§ Short problem
Give a verbatim copy of the lines below, minus the pictures.

§ Data lines
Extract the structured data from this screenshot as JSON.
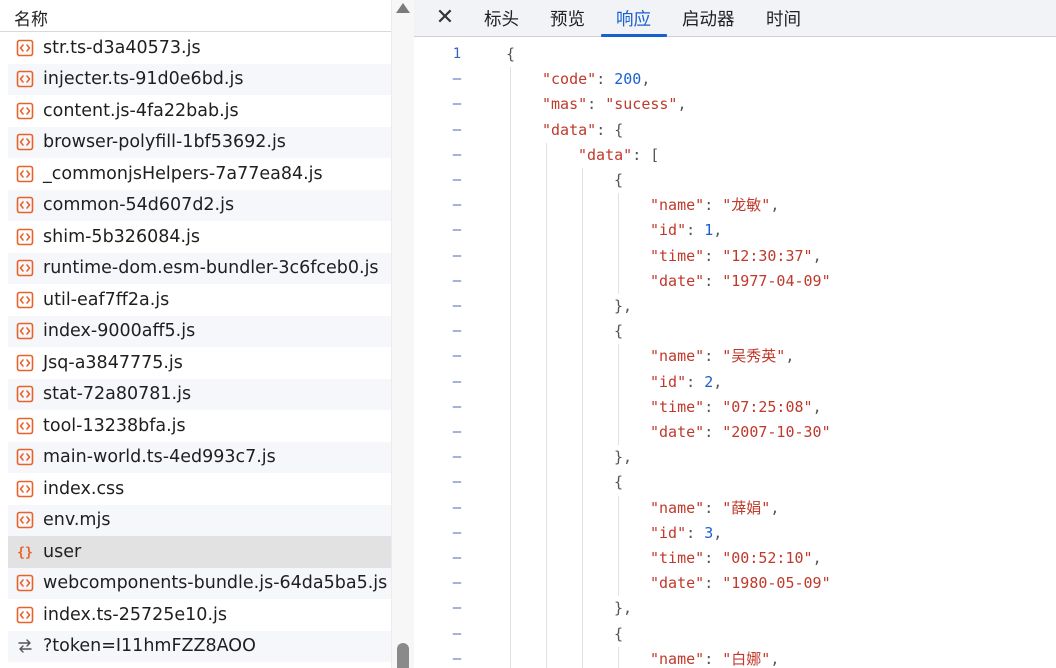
{
  "list": {
    "header": "名称",
    "items": [
      {
        "name": "str.ts-d3a40573.js",
        "type": "script"
      },
      {
        "name": "injecter.ts-91d0e6bd.js",
        "type": "script"
      },
      {
        "name": "content.js-4fa22bab.js",
        "type": "script"
      },
      {
        "name": "browser-polyfill-1bf53692.js",
        "type": "script"
      },
      {
        "name": "_commonjsHelpers-7a77ea84.js",
        "type": "script"
      },
      {
        "name": "common-54d607d2.js",
        "type": "script"
      },
      {
        "name": "shim-5b326084.js",
        "type": "script"
      },
      {
        "name": "runtime-dom.esm-bundler-3c6fceb0.js",
        "type": "script"
      },
      {
        "name": "util-eaf7ff2a.js",
        "type": "script"
      },
      {
        "name": "index-9000aff5.js",
        "type": "script"
      },
      {
        "name": "Jsq-a3847775.js",
        "type": "script"
      },
      {
        "name": "stat-72a80781.js",
        "type": "script"
      },
      {
        "name": "tool-13238bfa.js",
        "type": "script"
      },
      {
        "name": "main-world.ts-4ed993c7.js",
        "type": "script"
      },
      {
        "name": "index.css",
        "type": "script"
      },
      {
        "name": "env.mjs",
        "type": "script"
      },
      {
        "name": "user",
        "type": "json",
        "selected": true
      },
      {
        "name": "webcomponents-bundle.js-64da5ba5.js",
        "type": "script"
      },
      {
        "name": "index.ts-25725e10.js",
        "type": "script"
      },
      {
        "name": "?token=I11hmFZZ8AOO",
        "type": "fetch"
      }
    ]
  },
  "tabs": {
    "close_icon": "close-icon",
    "items": [
      "标头",
      "预览",
      "响应",
      "启动器",
      "时间"
    ],
    "active": "响应"
  },
  "response": {
    "first_line_number": "1",
    "collapse_marker": "–",
    "lines": [
      {
        "indent": 0,
        "tokens": [
          [
            "p",
            "{"
          ]
        ]
      },
      {
        "indent": 1,
        "tokens": [
          [
            "k",
            "\"code\""
          ],
          [
            "p",
            ": "
          ],
          [
            "n",
            "200"
          ],
          [
            "p",
            ","
          ]
        ]
      },
      {
        "indent": 1,
        "tokens": [
          [
            "k",
            "\"mas\""
          ],
          [
            "p",
            ": "
          ],
          [
            "s",
            "\"sucess\""
          ],
          [
            "p",
            ","
          ]
        ]
      },
      {
        "indent": 1,
        "tokens": [
          [
            "k",
            "\"data\""
          ],
          [
            "p",
            ": {"
          ]
        ]
      },
      {
        "indent": 2,
        "tokens": [
          [
            "k",
            "\"data\""
          ],
          [
            "p",
            ": ["
          ]
        ]
      },
      {
        "indent": 3,
        "tokens": [
          [
            "p",
            "{"
          ]
        ]
      },
      {
        "indent": 4,
        "tokens": [
          [
            "k",
            "\"name\""
          ],
          [
            "p",
            ": "
          ],
          [
            "s",
            "\"龙敏\""
          ],
          [
            "p",
            ","
          ]
        ]
      },
      {
        "indent": 4,
        "tokens": [
          [
            "k",
            "\"id\""
          ],
          [
            "p",
            ": "
          ],
          [
            "n",
            "1"
          ],
          [
            "p",
            ","
          ]
        ]
      },
      {
        "indent": 4,
        "tokens": [
          [
            "k",
            "\"time\""
          ],
          [
            "p",
            ": "
          ],
          [
            "s",
            "\"12:30:37\""
          ],
          [
            "p",
            ","
          ]
        ]
      },
      {
        "indent": 4,
        "tokens": [
          [
            "k",
            "\"date\""
          ],
          [
            "p",
            ": "
          ],
          [
            "s",
            "\"1977-04-09\""
          ]
        ]
      },
      {
        "indent": 3,
        "tokens": [
          [
            "p",
            "},"
          ]
        ]
      },
      {
        "indent": 3,
        "tokens": [
          [
            "p",
            "{"
          ]
        ]
      },
      {
        "indent": 4,
        "tokens": [
          [
            "k",
            "\"name\""
          ],
          [
            "p",
            ": "
          ],
          [
            "s",
            "\"吴秀英\""
          ],
          [
            "p",
            ","
          ]
        ]
      },
      {
        "indent": 4,
        "tokens": [
          [
            "k",
            "\"id\""
          ],
          [
            "p",
            ": "
          ],
          [
            "n",
            "2"
          ],
          [
            "p",
            ","
          ]
        ]
      },
      {
        "indent": 4,
        "tokens": [
          [
            "k",
            "\"time\""
          ],
          [
            "p",
            ": "
          ],
          [
            "s",
            "\"07:25:08\""
          ],
          [
            "p",
            ","
          ]
        ]
      },
      {
        "indent": 4,
        "tokens": [
          [
            "k",
            "\"date\""
          ],
          [
            "p",
            ": "
          ],
          [
            "s",
            "\"2007-10-30\""
          ]
        ]
      },
      {
        "indent": 3,
        "tokens": [
          [
            "p",
            "},"
          ]
        ]
      },
      {
        "indent": 3,
        "tokens": [
          [
            "p",
            "{"
          ]
        ]
      },
      {
        "indent": 4,
        "tokens": [
          [
            "k",
            "\"name\""
          ],
          [
            "p",
            ": "
          ],
          [
            "s",
            "\"薛娟\""
          ],
          [
            "p",
            ","
          ]
        ]
      },
      {
        "indent": 4,
        "tokens": [
          [
            "k",
            "\"id\""
          ],
          [
            "p",
            ": "
          ],
          [
            "n",
            "3"
          ],
          [
            "p",
            ","
          ]
        ]
      },
      {
        "indent": 4,
        "tokens": [
          [
            "k",
            "\"time\""
          ],
          [
            "p",
            ": "
          ],
          [
            "s",
            "\"00:52:10\""
          ],
          [
            "p",
            ","
          ]
        ]
      },
      {
        "indent": 4,
        "tokens": [
          [
            "k",
            "\"date\""
          ],
          [
            "p",
            ": "
          ],
          [
            "s",
            "\"1980-05-09\""
          ]
        ]
      },
      {
        "indent": 3,
        "tokens": [
          [
            "p",
            "},"
          ]
        ]
      },
      {
        "indent": 3,
        "tokens": [
          [
            "p",
            "{"
          ]
        ]
      },
      {
        "indent": 4,
        "tokens": [
          [
            "k",
            "\"name\""
          ],
          [
            "p",
            ": "
          ],
          [
            "s",
            "\"白娜\""
          ],
          [
            "p",
            ","
          ]
        ]
      }
    ]
  },
  "colors": {
    "accent": "#1a5fd0",
    "json_key": "#c0392b",
    "json_string": "#c0392b",
    "json_number": "#1a5fd0",
    "script_icon": "#e8622c",
    "json_icon": "#e8622c",
    "fetch_icon": "#555555"
  }
}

§ Correct answer
Extract the structured data from this screenshot as JSON.
{
  "list": {
    "header": "名称",
    "items": [
      {
        "name": "str.ts-d3a40573.js",
        "type": "script"
      },
      {
        "name": "injecter.ts-91d0e6bd.js",
        "type": "script"
      },
      {
        "name": "content.js-4fa22bab.js",
        "type": "script"
      },
      {
        "name": "browser-polyfill-1bf53692.js",
        "type": "script"
      },
      {
        "name": "_commonjsHelpers-7a77ea84.js",
        "type": "script"
      },
      {
        "name": "common-54d607d2.js",
        "type": "script"
      },
      {
        "name": "shim-5b326084.js",
        "type": "script"
      },
      {
        "name": "runtime-dom.esm-bundler-3c6fceb0.js",
        "type": "script"
      },
      {
        "name": "util-eaf7ff2a.js",
        "type": "script"
      },
      {
        "name": "index-9000aff5.js",
        "type": "script"
      },
      {
        "name": "Jsq-a3847775.js",
        "type": "script"
      },
      {
        "name": "stat-72a80781.js",
        "type": "script"
      },
      {
        "name": "tool-13238bfa.js",
        "type": "script"
      },
      {
        "name": "main-world.ts-4ed993c7.js",
        "type": "script"
      },
      {
        "name": "index.css",
        "type": "script"
      },
      {
        "name": "env.mjs",
        "type": "script"
      },
      {
        "name": "user",
        "type": "json",
        "selected": true
      },
      {
        "name": "webcomponents-bundle.js-64da5ba5.js",
        "type": "script"
      },
      {
        "name": "index.ts-25725e10.js",
        "type": "script"
      },
      {
        "name": "?token=I11hmFZZ8AOO",
        "type": "fetch"
      }
    ]
  },
  "tabs": {
    "close_icon": "close-icon",
    "items": [
      "标头",
      "预览",
      "响应",
      "启动器",
      "时间"
    ],
    "active": "响应"
  },
  "response": {
    "first_line_number": "1",
    "collapse_marker": "–",
    "lines": [
      {
        "indent": 0,
        "tokens": [
          [
            "p",
            "{"
          ]
        ]
      },
      {
        "indent": 1,
        "tokens": [
          [
            "k",
            "\"code\""
          ],
          [
            "p",
            ": "
          ],
          [
            "n",
            "200"
          ],
          [
            "p",
            ","
          ]
        ]
      },
      {
        "indent": 1,
        "tokens": [
          [
            "k",
            "\"mas\""
          ],
          [
            "p",
            ": "
          ],
          [
            "s",
            "\"sucess\""
          ],
          [
            "p",
            ","
          ]
        ]
      },
      {
        "indent": 1,
        "tokens": [
          [
            "k",
            "\"data\""
          ],
          [
            "p",
            ": {"
          ]
        ]
      },
      {
        "indent": 2,
        "tokens": [
          [
            "k",
            "\"data\""
          ],
          [
            "p",
            ": ["
          ]
        ]
      },
      {
        "indent": 3,
        "tokens": [
          [
            "p",
            "{"
          ]
        ]
      },
      {
        "indent": 4,
        "tokens": [
          [
            "k",
            "\"name\""
          ],
          [
            "p",
            ": "
          ],
          [
            "s",
            "\"龙敏\""
          ],
          [
            "p",
            ","
          ]
        ]
      },
      {
        "indent": 4,
        "tokens": [
          [
            "k",
            "\"id\""
          ],
          [
            "p",
            ": "
          ],
          [
            "n",
            "1"
          ],
          [
            "p",
            ","
          ]
        ]
      },
      {
        "indent": 4,
        "tokens": [
          [
            "k",
            "\"time\""
          ],
          [
            "p",
            ": "
          ],
          [
            "s",
            "\"12:30:37\""
          ],
          [
            "p",
            ","
          ]
        ]
      },
      {
        "indent": 4,
        "tokens": [
          [
            "k",
            "\"date\""
          ],
          [
            "p",
            ": "
          ],
          [
            "s",
            "\"1977-04-09\""
          ]
        ]
      },
      {
        "indent": 3,
        "tokens": [
          [
            "p",
            "},"
          ]
        ]
      },
      {
        "indent": 3,
        "tokens": [
          [
            "p",
            "{"
          ]
        ]
      },
      {
        "indent": 4,
        "tokens": [
          [
            "k",
            "\"name\""
          ],
          [
            "p",
            ": "
          ],
          [
            "s",
            "\"吴秀英\""
          ],
          [
            "p",
            ","
          ]
        ]
      },
      {
        "indent": 4,
        "tokens": [
          [
            "k",
            "\"id\""
          ],
          [
            "p",
            ": "
          ],
          [
            "n",
            "2"
          ],
          [
            "p",
            ","
          ]
        ]
      },
      {
        "indent": 4,
        "tokens": [
          [
            "k",
            "\"time\""
          ],
          [
            "p",
            ": "
          ],
          [
            "s",
            "\"07:25:08\""
          ],
          [
            "p",
            ","
          ]
        ]
      },
      {
        "indent": 4,
        "tokens": [
          [
            "k",
            "\"date\""
          ],
          [
            "p",
            ": "
          ],
          [
            "s",
            "\"2007-10-30\""
          ]
        ]
      },
      {
        "indent": 3,
        "tokens": [
          [
            "p",
            "},"
          ]
        ]
      },
      {
        "indent": 3,
        "tokens": [
          [
            "p",
            "{"
          ]
        ]
      },
      {
        "indent": 4,
        "tokens": [
          [
            "k",
            "\"name\""
          ],
          [
            "p",
            ": "
          ],
          [
            "s",
            "\"薛娟\""
          ],
          [
            "p",
            ","
          ]
        ]
      },
      {
        "indent": 4,
        "tokens": [
          [
            "k",
            "\"id\""
          ],
          [
            "p",
            ": "
          ],
          [
            "n",
            "3"
          ],
          [
            "p",
            ","
          ]
        ]
      },
      {
        "indent": 4,
        "tokens": [
          [
            "k",
            "\"time\""
          ],
          [
            "p",
            ": "
          ],
          [
            "s",
            "\"00:52:10\""
          ],
          [
            "p",
            ","
          ]
        ]
      },
      {
        "indent": 4,
        "tokens": [
          [
            "k",
            "\"date\""
          ],
          [
            "p",
            ": "
          ],
          [
            "s",
            "\"1980-05-09\""
          ]
        ]
      },
      {
        "indent": 3,
        "tokens": [
          [
            "p",
            "},"
          ]
        ]
      },
      {
        "indent": 3,
        "tokens": [
          [
            "p",
            "{"
          ]
        ]
      },
      {
        "indent": 4,
        "tokens": [
          [
            "k",
            "\"name\""
          ],
          [
            "p",
            ": "
          ],
          [
            "s",
            "\"白娜\""
          ],
          [
            "p",
            ","
          ]
        ]
      }
    ]
  },
  "colors": {
    "accent": "#1a5fd0",
    "json_key": "#c0392b",
    "json_string": "#c0392b",
    "json_number": "#1a5fd0",
    "script_icon": "#e8622c",
    "json_icon": "#e8622c",
    "fetch_icon": "#555555"
  }
}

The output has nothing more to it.